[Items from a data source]
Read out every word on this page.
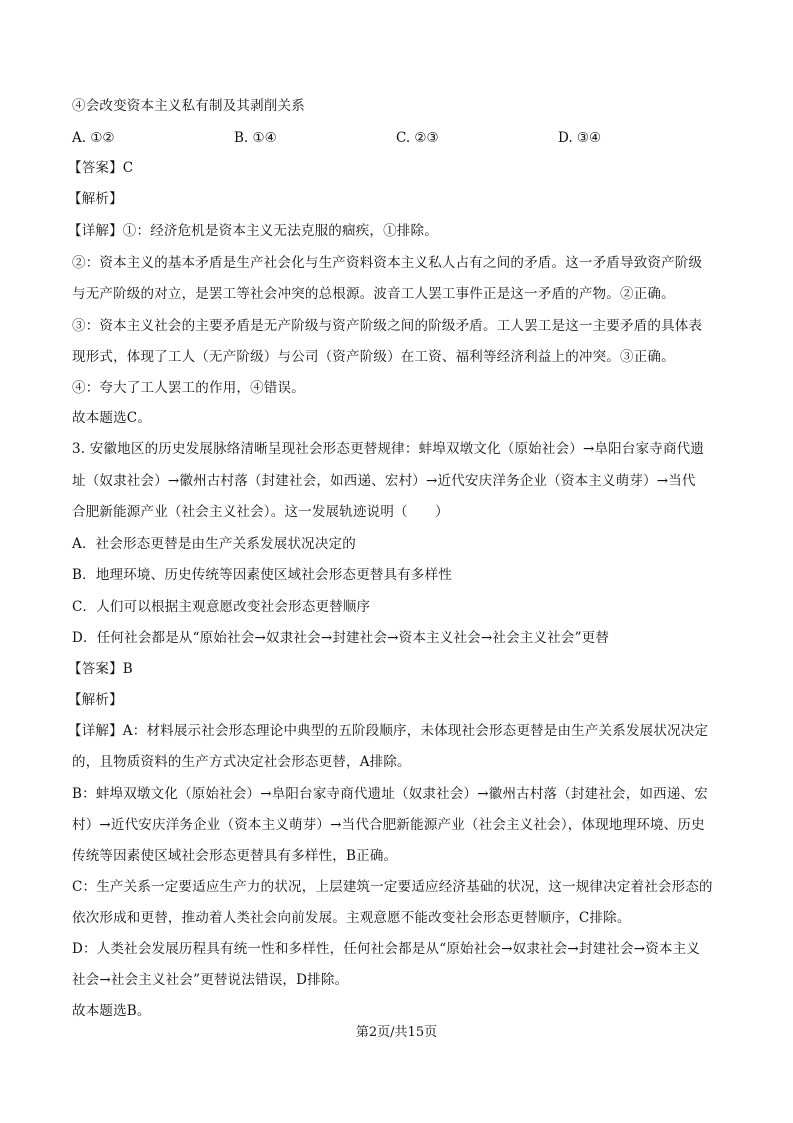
④会改变资本主义私有制及其剥削关系
A. ①②	B. ①④	C. ②③	D. ③④
【答案】C
【解析】
【详解】①：经济危机是资本主义无法克服的痼疾，①排除。
②：资本主义的基本矛盾是生产社会化与生产资料资本主义私人占有之间的矛盾。这一矛盾导致资产阶级
与无产阶级的对立，是罢工等社会冲突的总根源。波音工人罢工事件正是这一矛盾的产物。②正确。
③：资本主义社会的主要矛盾是无产阶级与资产阶级之间的阶级矛盾。工人罢工是这一主要矛盾的具体表
现形式，体现了工人（无产阶级）与公司（资产阶级）在工资、福利等经济利益上的冲突。③正确。
④：夸大了工人罢工的作用，④错误。
故本题选C。
3. 安徽地区的历史发展脉络清晰呈现社会形态更替规律：蚌埠双墩文化（原始社会）→阜阳台家寺商代遗
址（奴隶社会）→徽州古村落（封建社会，如西递、宏村）→近代安庆洋务企业（资本主义萌芽）→当代
合肥新能源产业（社会主义社会）。这一发展轨迹说明（　　）
A．社会形态更替是由生产关系发展状况决定的
B．地理环境、历史传统等因素使区域社会形态更替具有多样性
C．人们可以根据主观意愿改变社会形态更替顺序
D．任何社会都是从“原始社会→奴隶社会→封建社会→资本主义社会→社会主义社会”更替
【答案】B
【解析】
【详解】A：材料展示社会形态理论中典型的五阶段顺序，未体现社会形态更替是由生产关系发展状况决定
的，且物质资料的生产方式决定社会形态更替，A排除。
B：蚌埠双墩文化（原始社会）→阜阳台家寺商代遗址（奴隶社会）→徽州古村落（封建社会，如西递、宏
村）→近代安庆洋务企业（资本主义萌芽）→当代合肥新能源产业（社会主义社会），体现地理环境、历史
传统等因素使区域社会形态更替具有多样性，B正确。
C：生产关系一定要适应生产力的状况，上层建筑一定要适应经济基础的状况，这一规律决定着社会形态的
依次形成和更替，推动着人类社会向前发展。主观意愿不能改变社会形态更替顺序，C排除。
D：人类社会发展历程具有统一性和多样性，任何社会都是从“原始社会→奴隶社会→封建社会→资本主义
社会→社会主义社会”更替说法错误，D排除。
故本题选B。
第2页/共15页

WHAT IS ASKED ::
Take the listing above and print it exactly, apart from the pictures.

FINAL ANSWER ::
Read out every word on this page.
④会改变资本主义私有制及其剥削关系
A. ①②	B. ①④	C. ②③	D. ③④
【答案】C
【解析】
【详解】①：经济危机是资本主义无法克服的痼疾，①排除。
②：资本主义的基本矛盾是生产社会化与生产资料资本主义私人占有之间的矛盾。这一矛盾导致资产阶级
与无产阶级的对立，是罢工等社会冲突的总根源。波音工人罢工事件正是这一矛盾的产物。②正确。
③：资本主义社会的主要矛盾是无产阶级与资产阶级之间的阶级矛盾。工人罢工是这一主要矛盾的具体表
现形式，体现了工人（无产阶级）与公司（资产阶级）在工资、福利等经济利益上的冲突。③正确。
④：夸大了工人罢工的作用，④错误。
故本题选C。
3. 安徽地区的历史发展脉络清晰呈现社会形态更替规律：蚌埠双墩文化（原始社会）→阜阳台家寺商代遗
址（奴隶社会）→徽州古村落（封建社会，如西递、宏村）→近代安庆洋务企业（资本主义萌芽）→当代
合肥新能源产业（社会主义社会）。这一发展轨迹说明（　　）
A．社会形态更替是由生产关系发展状况决定的
B．地理环境、历史传统等因素使区域社会形态更替具有多样性
C．人们可以根据主观意愿改变社会形态更替顺序
D．任何社会都是从“原始社会→奴隶社会→封建社会→资本主义社会→社会主义社会”更替
【答案】B
【解析】
【详解】A：材料展示社会形态理论中典型的五阶段顺序，未体现社会形态更替是由生产关系发展状况决定
的，且物质资料的生产方式决定社会形态更替，A排除。
B：蚌埠双墩文化（原始社会）→阜阳台家寺商代遗址（奴隶社会）→徽州古村落（封建社会，如西递、宏
村）→近代安庆洋务企业（资本主义萌芽）→当代合肥新能源产业（社会主义社会），体现地理环境、历史
传统等因素使区域社会形态更替具有多样性，B正确。
C：生产关系一定要适应生产力的状况，上层建筑一定要适应经济基础的状况，这一规律决定着社会形态的
依次形成和更替，推动着人类社会向前发展。主观意愿不能改变社会形态更替顺序，C排除。
D：人类社会发展历程具有统一性和多样性，任何社会都是从“原始社会→奴隶社会→封建社会→资本主义
社会→社会主义社会”更替说法错误，D排除。
故本题选B。
第2页/共15页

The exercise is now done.